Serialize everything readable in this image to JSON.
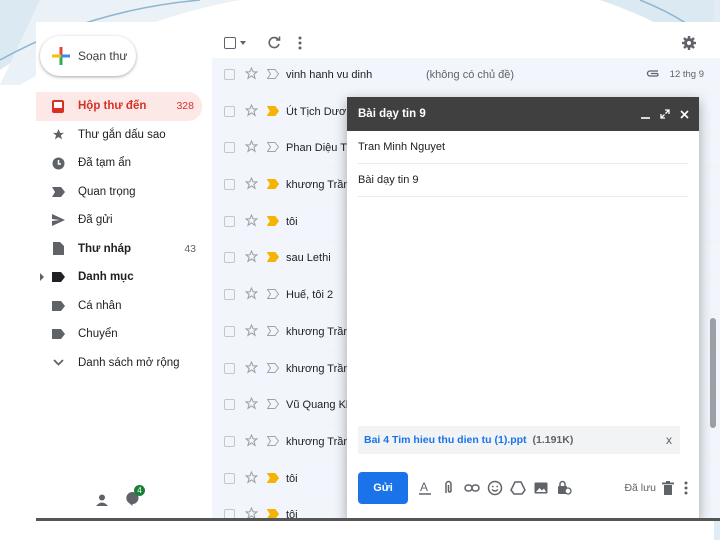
{
  "compose_button": {
    "label": "Soạn thư"
  },
  "sidebar": {
    "items": [
      {
        "label": "Hộp thư đến",
        "count": "328",
        "icon": "inbox-icon"
      },
      {
        "label": "Thư gắn dấu sao",
        "count": "",
        "icon": "star-icon"
      },
      {
        "label": "Đã tạm ẩn",
        "count": "",
        "icon": "clock-icon"
      },
      {
        "label": "Quan trọng",
        "count": "",
        "icon": "important-icon"
      },
      {
        "label": "Đã gửi",
        "count": "",
        "icon": "send-icon"
      },
      {
        "label": "Thư nháp",
        "count": "43",
        "icon": "draft-icon"
      },
      {
        "label": "Danh mục",
        "count": "",
        "icon": "label-icon"
      },
      {
        "label": "Cá nhân",
        "count": "",
        "icon": "label-icon"
      },
      {
        "label": "Chuyển",
        "count": "",
        "icon": "label-icon"
      },
      {
        "label": "Danh sách mở rộng",
        "count": "",
        "icon": "chevron-down-icon"
      }
    ],
    "hangouts_badge": "4"
  },
  "emails": [
    {
      "sender": "vinh hanh vu dinh",
      "subject": "(không có chủ đề)",
      "date": "12 thg 9",
      "important": false
    },
    {
      "sender": "Út Tịch Dương",
      "subject": "",
      "date": "",
      "important": true
    },
    {
      "sender": "Phan Diệu Thư",
      "subject": "",
      "date": "",
      "important": false
    },
    {
      "sender": "khương Trần X",
      "subject": "",
      "date": "",
      "important": true
    },
    {
      "sender": "tôi",
      "subject": "",
      "date": "",
      "important": true
    },
    {
      "sender": "sau Lethi",
      "subject": "",
      "date": "",
      "important": true
    },
    {
      "sender": "Huế, tôi 2",
      "subject": "",
      "date": "",
      "important": false
    },
    {
      "sender": "khương Trần X",
      "subject": "",
      "date": "",
      "important": false
    },
    {
      "sender": "khương Trần X",
      "subject": "",
      "date": "",
      "important": false
    },
    {
      "sender": "Vũ Quang Khi",
      "subject": "",
      "date": "",
      "important": false
    },
    {
      "sender": "khương Trần X",
      "subject": "",
      "date": "",
      "important": false
    },
    {
      "sender": "tôi",
      "subject": "",
      "date": "",
      "important": true
    },
    {
      "sender": "tôi",
      "subject": "",
      "date": "",
      "important": true
    }
  ],
  "compose": {
    "title": "Bài dạy tin 9",
    "to": "Tran Minh Nguyet",
    "subject": "Bài dạy tin 9",
    "attachment_name": "Bai 4 Tim hieu thu dien tu (1).ppt",
    "attachment_size": "(1.191K)",
    "attachment_close": "x",
    "send_label": "Gửi",
    "saved_label": "Đã lưu"
  },
  "colors": {
    "active_bg": "#fce8e6",
    "active_text": "#d93025",
    "send_blue": "#1a73e8",
    "compose_header": "#404040"
  }
}
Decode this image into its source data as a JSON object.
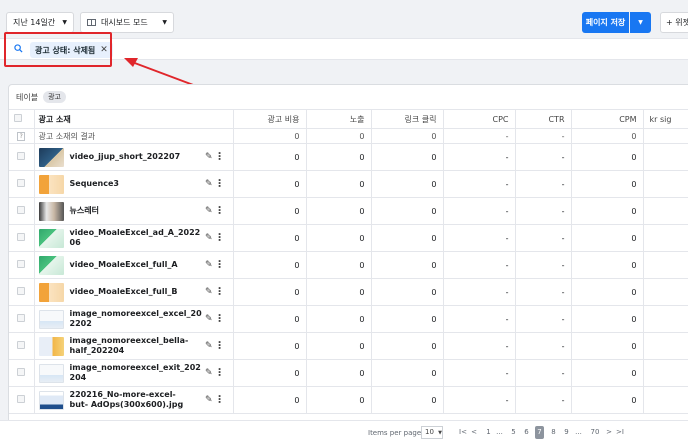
{
  "toolbar": {
    "date_range": "지난 14일간",
    "view_mode": "대시보드 모드",
    "save_label": "페이지 저장",
    "add_label": "+ 위젯"
  },
  "filter": {
    "chip_label": "광고 상태: 삭제됨"
  },
  "colors": {
    "accent": "#1877f2",
    "annotation": "#e0262b"
  },
  "table_section": {
    "title": "테이블",
    "tag": "광고"
  },
  "columns": [
    "광고 소재",
    "광고 비용",
    "노출",
    "링크 클릭",
    "CPC",
    "CTR",
    "CPM",
    "kr sig"
  ],
  "result_row": {
    "label": "광고 소재의 결과",
    "values": [
      "0",
      "0",
      "0",
      "-",
      "-",
      "0",
      ""
    ]
  },
  "rows": [
    {
      "name": "video_jjup_short_202207",
      "values": [
        "0",
        "0",
        "0",
        "-",
        "-",
        "0"
      ],
      "thumb": "video-dark"
    },
    {
      "name": "Sequence3",
      "values": [
        "0",
        "0",
        "0",
        "-",
        "-",
        "0"
      ],
      "thumb": "video-orange"
    },
    {
      "name": "뉴스레터",
      "values": [
        "0",
        "0",
        "0",
        "-",
        "-",
        "0"
      ],
      "thumb": "video-people"
    },
    {
      "name": "video_MoaleExcel_ad_A_2022 06",
      "values": [
        "0",
        "0",
        "0",
        "-",
        "-",
        "0"
      ],
      "thumb": "video-green"
    },
    {
      "name": "video_MoaleExcel_full_A",
      "values": [
        "0",
        "0",
        "0",
        "-",
        "-",
        "0"
      ],
      "thumb": "video-green"
    },
    {
      "name": "video_MoaleExcel_full_B",
      "values": [
        "0",
        "0",
        "0",
        "-",
        "-",
        "0"
      ],
      "thumb": "video-orange"
    },
    {
      "name": "image_nomoreexcel_excel_20 2202",
      "values": [
        "0",
        "0",
        "0",
        "-",
        "-",
        "0"
      ],
      "thumb": "image-doc"
    },
    {
      "name": "image_nomoreexcel_bella- half_202204",
      "values": [
        "0",
        "0",
        "0",
        "-",
        "-",
        "0"
      ],
      "thumb": "image-person"
    },
    {
      "name": "image_nomoreexcel_exit_202 204",
      "values": [
        "0",
        "0",
        "0",
        "-",
        "-",
        "0"
      ],
      "thumb": "image-doc"
    },
    {
      "name": "220216_No-more-excel-but- AdOps(300x600).jpg",
      "values": [
        "0",
        "0",
        "0",
        "-",
        "-",
        "0"
      ],
      "thumb": "image-tall"
    }
  ],
  "pagination": {
    "label": "Items per page",
    "per_page": "10",
    "first": "I<",
    "prev": "<",
    "pages": [
      "1",
      "...",
      "5",
      "6",
      "7",
      "8",
      "9",
      "...",
      "70"
    ],
    "current": "7",
    "next": ">",
    "last": ">I"
  }
}
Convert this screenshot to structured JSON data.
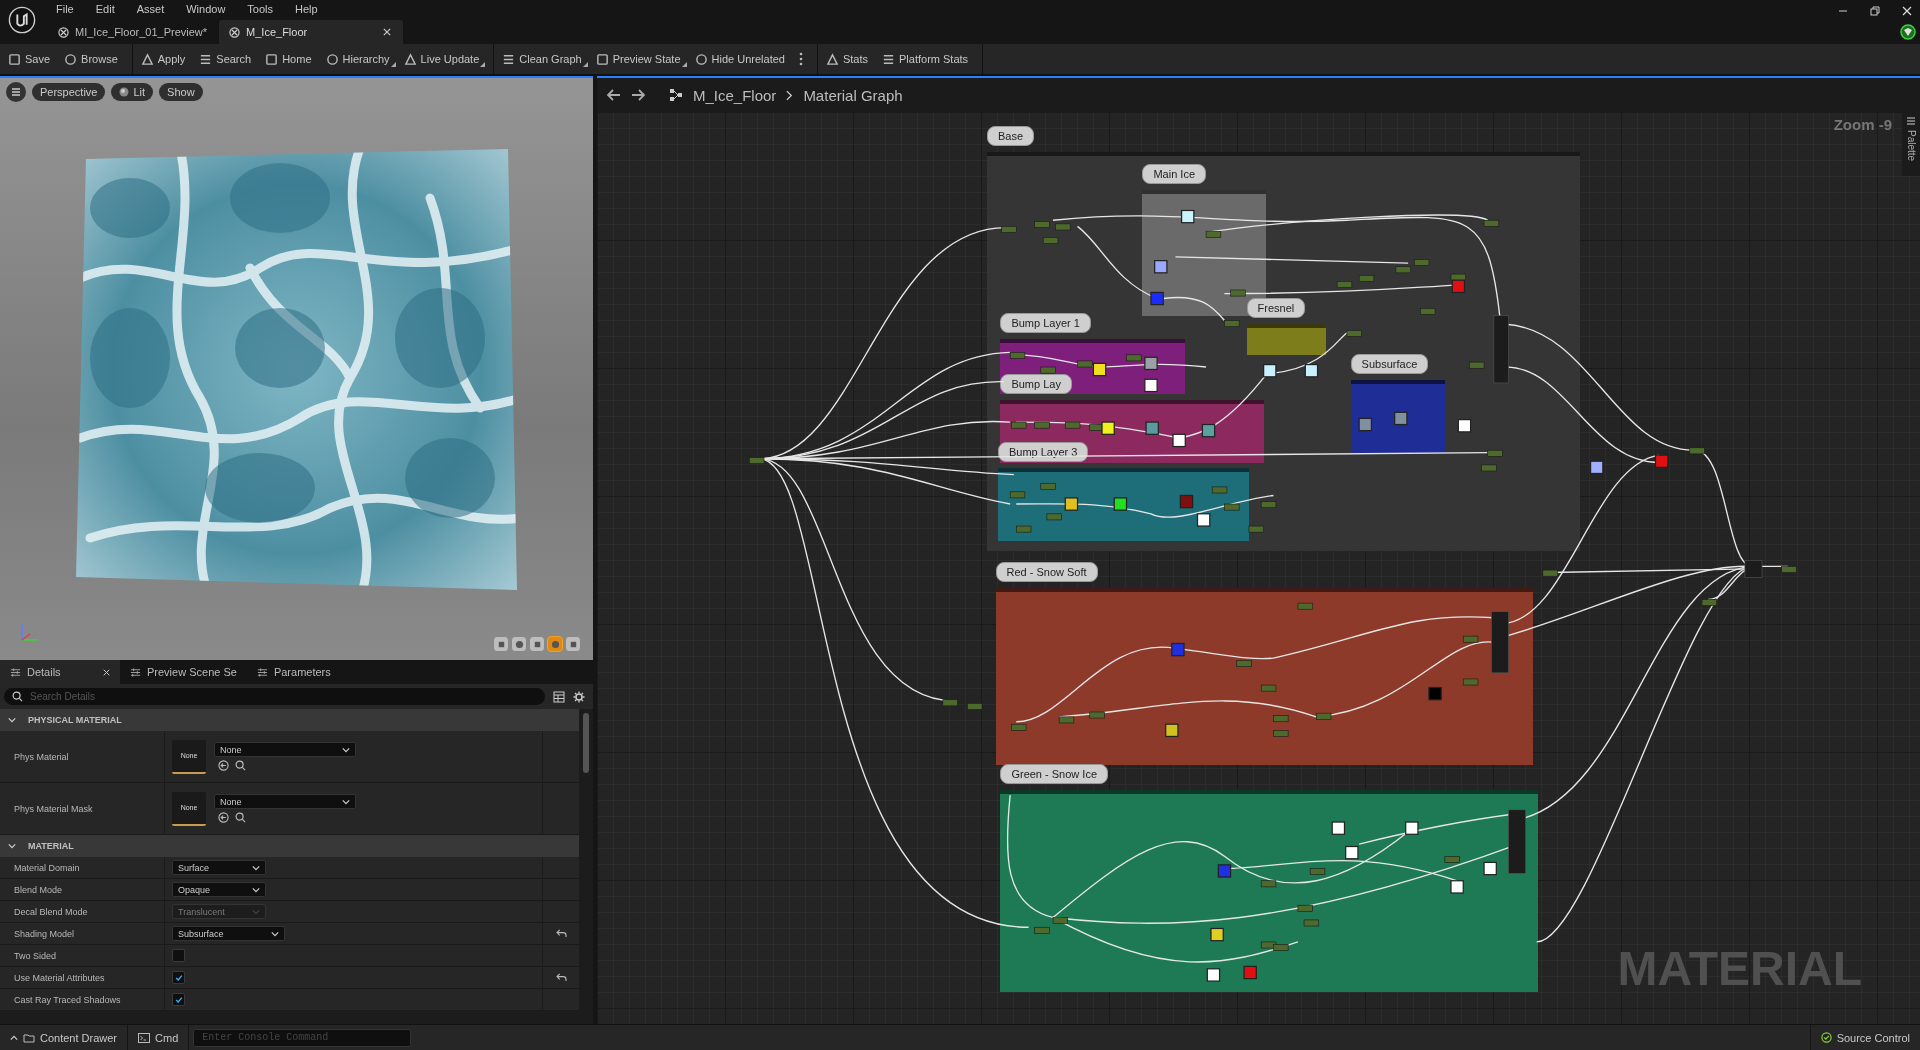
{
  "menu": [
    "File",
    "Edit",
    "Asset",
    "Window",
    "Tools",
    "Help"
  ],
  "tabs": [
    {
      "label": "MI_Ice_Floor_01_Preview*",
      "selected": false,
      "closable": false
    },
    {
      "label": "M_Ice_Floor",
      "selected": true,
      "closable": true
    }
  ],
  "toolbar": {
    "groups": [
      [
        {
          "kind": "button",
          "label": "Save",
          "dropdown": false
        },
        {
          "kind": "button",
          "label": "Browse",
          "dropdown": false
        }
      ],
      [
        {
          "kind": "button",
          "label": "Apply",
          "dropdown": false
        },
        {
          "kind": "button",
          "label": "Search",
          "dropdown": false
        },
        {
          "kind": "button",
          "label": "Home",
          "dropdown": false
        },
        {
          "kind": "button",
          "label": "Hierarchy",
          "dropdown": true
        },
        {
          "kind": "button",
          "label": "Live Update",
          "dropdown": true
        }
      ],
      [
        {
          "kind": "button",
          "label": "Clean Graph",
          "dropdown": true
        },
        {
          "kind": "button",
          "label": "Preview State",
          "dropdown": true
        },
        {
          "kind": "button",
          "label": "Hide Unrelated",
          "dropdown": false
        },
        {
          "kind": "overflow"
        }
      ],
      [
        {
          "kind": "button",
          "label": "Stats",
          "dropdown": false
        },
        {
          "kind": "button",
          "label": "Platform Stats",
          "dropdown": false
        }
      ]
    ]
  },
  "viewport": {
    "buttons": [
      "Perspective",
      "Lit",
      "Show"
    ],
    "preview_meshes": [
      {
        "selected": false
      },
      {
        "selected": false
      },
      {
        "selected": false
      },
      {
        "selected": true
      },
      {
        "selected": false
      }
    ]
  },
  "details": {
    "tabs": [
      {
        "label": "Details",
        "selected": true,
        "closable": true
      },
      {
        "label": "Preview Scene Se",
        "selected": false,
        "closable": false
      },
      {
        "label": "Parameters",
        "selected": false,
        "closable": false
      }
    ],
    "search": {
      "placeholder": "Search Details"
    },
    "sections": [
      {
        "title": "PHYSICAL MATERIAL",
        "expanded": true,
        "rows": [
          {
            "kind": "asset",
            "label": "Phys Material",
            "thumbnail": "None",
            "value": "None"
          },
          {
            "kind": "asset",
            "label": "Phys Material Mask",
            "thumbnail": "None",
            "value": "None"
          }
        ]
      },
      {
        "title": "MATERIAL",
        "expanded": true,
        "rows": [
          {
            "kind": "dropdown",
            "label": "Material Domain",
            "value": "Surface",
            "disabled": false,
            "modified": false
          },
          {
            "kind": "dropdown",
            "label": "Blend Mode",
            "value": "Opaque",
            "disabled": false,
            "modified": false
          },
          {
            "kind": "dropdown",
            "label": "Decal Blend Mode",
            "value": "Translucent",
            "disabled": true,
            "modified": false
          },
          {
            "kind": "dropdown",
            "label": "Shading Model",
            "value": "Subsurface",
            "disabled": false,
            "modified": true
          },
          {
            "kind": "checkbox",
            "label": "Two Sided",
            "checked": false,
            "modified": false
          },
          {
            "kind": "checkbox",
            "label": "Use Material Attributes",
            "checked": true,
            "modified": true
          },
          {
            "kind": "checkbox",
            "label": "Cast Ray Traced Shadows",
            "checked": true,
            "modified": false
          }
        ]
      }
    ]
  },
  "graph": {
    "breadcrumb": [
      "M_Ice_Floor",
      "Material Graph"
    ],
    "zoom": "Zoom -9",
    "palette": "Palette",
    "watermark": "MATERIAL",
    "comments": [
      {
        "title": "Base",
        "color": "#353535"
      },
      {
        "title": "Main Ice",
        "color": "#6a6a6a"
      },
      {
        "title": "Bump Layer 1",
        "color": "#7e1f7c"
      },
      {
        "title": "Bump Lay",
        "color": "#8c2a60"
      },
      {
        "title": "Bump Layer 3",
        "color": "#1d6e78"
      },
      {
        "title": "Fresnel",
        "color": "#7d7d1c"
      },
      {
        "title": "Subsurface",
        "color": "#1e2e96"
      },
      {
        "title": "Red - Snow Soft",
        "color": "#8e3a2a"
      },
      {
        "title": "Green - Snow Ice",
        "color": "#1d7a55"
      }
    ]
  },
  "status_bar": {
    "content_drawer": "Content Drawer",
    "cmd": "Cmd",
    "console_placeholder": "Enter Console Command",
    "source_control": "Source Control"
  }
}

> REQUIREMENT:
Count how many lines of the listing above include "Blend" and report that number alone.

> FULL ANSWER:
2